→ **Stored records**
::::::
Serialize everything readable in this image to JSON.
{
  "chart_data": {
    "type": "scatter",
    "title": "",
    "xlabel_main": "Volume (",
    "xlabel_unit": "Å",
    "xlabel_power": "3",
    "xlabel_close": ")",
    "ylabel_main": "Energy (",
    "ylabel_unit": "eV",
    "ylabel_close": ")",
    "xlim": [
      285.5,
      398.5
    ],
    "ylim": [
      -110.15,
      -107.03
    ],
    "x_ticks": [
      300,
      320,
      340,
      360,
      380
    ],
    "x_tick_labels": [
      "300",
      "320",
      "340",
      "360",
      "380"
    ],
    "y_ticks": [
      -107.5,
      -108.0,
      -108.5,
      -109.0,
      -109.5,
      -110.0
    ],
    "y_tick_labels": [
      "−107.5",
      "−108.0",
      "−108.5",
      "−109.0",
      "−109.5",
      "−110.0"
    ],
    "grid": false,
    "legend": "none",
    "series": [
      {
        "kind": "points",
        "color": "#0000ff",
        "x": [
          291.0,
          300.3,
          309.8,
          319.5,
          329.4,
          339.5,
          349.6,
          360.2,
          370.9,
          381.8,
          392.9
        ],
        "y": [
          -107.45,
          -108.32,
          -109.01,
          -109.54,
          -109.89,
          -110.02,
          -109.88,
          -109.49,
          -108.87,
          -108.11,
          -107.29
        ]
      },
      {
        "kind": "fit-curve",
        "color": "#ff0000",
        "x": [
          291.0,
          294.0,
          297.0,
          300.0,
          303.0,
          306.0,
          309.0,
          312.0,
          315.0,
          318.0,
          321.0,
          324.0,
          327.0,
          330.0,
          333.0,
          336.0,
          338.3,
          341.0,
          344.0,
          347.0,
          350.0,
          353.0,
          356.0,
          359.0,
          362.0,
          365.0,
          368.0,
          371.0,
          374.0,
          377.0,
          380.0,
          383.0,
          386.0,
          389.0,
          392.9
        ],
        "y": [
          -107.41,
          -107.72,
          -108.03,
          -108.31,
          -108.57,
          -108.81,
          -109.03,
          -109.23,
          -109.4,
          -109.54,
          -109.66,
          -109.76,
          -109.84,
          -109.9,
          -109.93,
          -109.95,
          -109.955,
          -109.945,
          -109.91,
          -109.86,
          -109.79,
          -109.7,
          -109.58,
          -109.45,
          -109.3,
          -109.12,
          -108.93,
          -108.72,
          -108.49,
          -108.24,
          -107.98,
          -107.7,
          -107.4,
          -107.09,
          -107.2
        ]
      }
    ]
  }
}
::::::
→ **DIRECTIVE**
Your task is to retype all of the records exactly.

→ **SOLVED EXERCISE**
Serialize everything readable in this image to JSON.
{
  "chart_data": {
    "type": "scatter",
    "title": "",
    "xlabel_main": "Volume (",
    "xlabel_unit": "Å",
    "xlabel_power": "3",
    "xlabel_close": ")",
    "ylabel_main": "Energy (",
    "ylabel_unit": "eV",
    "ylabel_close": ")",
    "xlim": [
      285.5,
      398.5
    ],
    "ylim": [
      -110.15,
      -107.03
    ],
    "x_ticks": [
      300,
      320,
      340,
      360,
      380
    ],
    "x_tick_labels": [
      "300",
      "320",
      "340",
      "360",
      "380"
    ],
    "y_ticks": [
      -107.5,
      -108.0,
      -108.5,
      -109.0,
      -109.5,
      -110.0
    ],
    "y_tick_labels": [
      "−107.5",
      "−108.0",
      "−108.5",
      "−109.0",
      "−109.5",
      "−110.0"
    ],
    "grid": false,
    "legend": "none",
    "series": [
      {
        "kind": "points",
        "color": "#0000ff",
        "x": [
          291.0,
          300.3,
          309.8,
          319.5,
          329.4,
          339.5,
          349.6,
          360.2,
          370.9,
          381.8,
          392.9
        ],
        "y": [
          -107.45,
          -108.32,
          -109.01,
          -109.54,
          -109.89,
          -110.02,
          -109.88,
          -109.49,
          -108.87,
          -108.11,
          -107.29
        ]
      },
      {
        "kind": "fit-curve",
        "color": "#ff0000",
        "x": [
          291.0,
          294.0,
          297.0,
          300.0,
          303.0,
          306.0,
          309.0,
          312.0,
          315.0,
          318.0,
          321.0,
          324.0,
          327.0,
          330.0,
          333.0,
          336.0,
          338.3,
          341.0,
          344.0,
          347.0,
          350.0,
          353.0,
          356.0,
          359.0,
          362.0,
          365.0,
          368.0,
          371.0,
          374.0,
          377.0,
          380.0,
          383.0,
          386.0,
          389.0,
          392.9
        ],
        "y": [
          -107.41,
          -107.72,
          -108.03,
          -108.31,
          -108.57,
          -108.81,
          -109.03,
          -109.23,
          -109.4,
          -109.54,
          -109.66,
          -109.76,
          -109.84,
          -109.9,
          -109.93,
          -109.95,
          -109.955,
          -109.945,
          -109.91,
          -109.86,
          -109.79,
          -109.7,
          -109.58,
          -109.45,
          -109.3,
          -109.12,
          -108.93,
          -108.72,
          -108.49,
          -108.24,
          -107.98,
          -107.7,
          -107.4,
          -107.09,
          -107.2
        ]
      }
    ]
  }
}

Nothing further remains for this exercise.